Re: [BUG] Bash not reacting to Ctrl-C

2011-02-09 Thread Oleg Nesterov
On 02/08, Chet Ramey wrote:
>
> On 2/8/11 7:11 PM, Ingo Molnar wrote:
> >
> > Oleg also found another simple testcase i think - and Thomas (Cc:-ed) 
> > reported
> > similar Ctrl-C problems with Bash as well.
>
> I tried to reproduce it and wasn't able to.  I use Mac OS X.

Strange, but I know nothing about Mac OS...

Hmm. Do you mean the "perl -e" test-case doesn't work too ? Did you
try other test-cases from http://marc.info/?l=linux-kernel&m=129623373208782
(this message was attached) ?

OK, another test-case,

#!./bash

perl -we 'kill INT, getppid'

echo "Hehe, I am going to sleep after ^C"
sleep 100

("perl -e" just sends SIGINT to the parent)

To clarify, I do not claim this particular case "proves" the shell
is buggy. Just to illustrate the problem: the shell refuses to exit
unless the child was killed by SIGINT too.

Oleg.




Re: [BUG] Bash not reacting to Ctrl-C

2011-02-09 Thread Oleg Nesterov
On 02/09, Bob Proulx wrote:
>
> Oleg Nesterov wrote:
> > Bob Proulx wrote:
> > > Is the behavior you observe any different for this case?
> > >   $ bash -c 'while true; do /bin/true || exit 1; done'
> > > Or different for this case?
> > >   $ bash -e -c 'while true; do /bin/true; done'
> >
> > The same.
>
> I expected that to behave differently for you because I expected that
> the issue was that /bin/true was being delivered the signal but the
> exit status of /bin/true is being ignored in your test case.  In your
> test case if /bin/true caught the SIGINT then I expect the loop to
> continue.  Since you were saying that it was continuing then that is
> what I was expecting was happening.

Well, it is too late for me ;) perhaps I misunderstood your point.
But I think this doesn't matter, see below.

> > I do not know what "-e" does (and I can't find it in man), but how
> > this can make a difference?
---------------
> **WHAT YOU ARE ASKED TO DO**
Please extract the part of the Bash Ctrl-C thread between "To clarify, I" and "by SIGINT too.", inclusive, copying it word for word. The lines that follow come from a separate source, not from the thread.

> **PROVIDED DATA**
---------------
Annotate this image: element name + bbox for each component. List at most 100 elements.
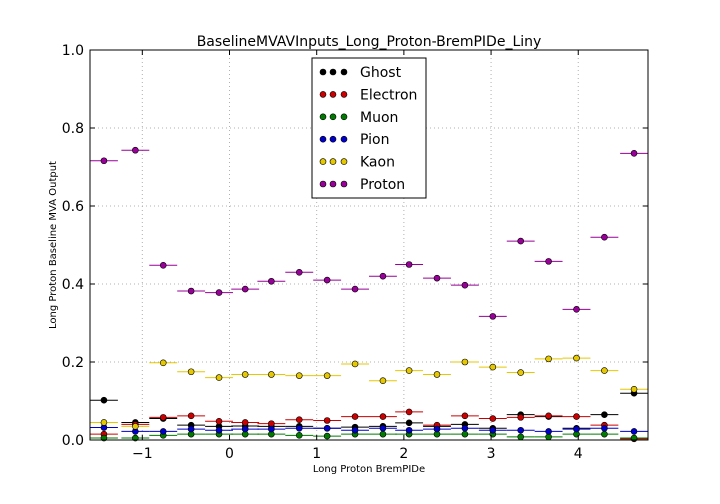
---------------
> **FULL SOLUTION**
To clarify, I do not claim this particular case "proves" the shell
is buggy. Just to illustrate the problem: the shell refuses to exit
unless the child was killed by SIGINT too.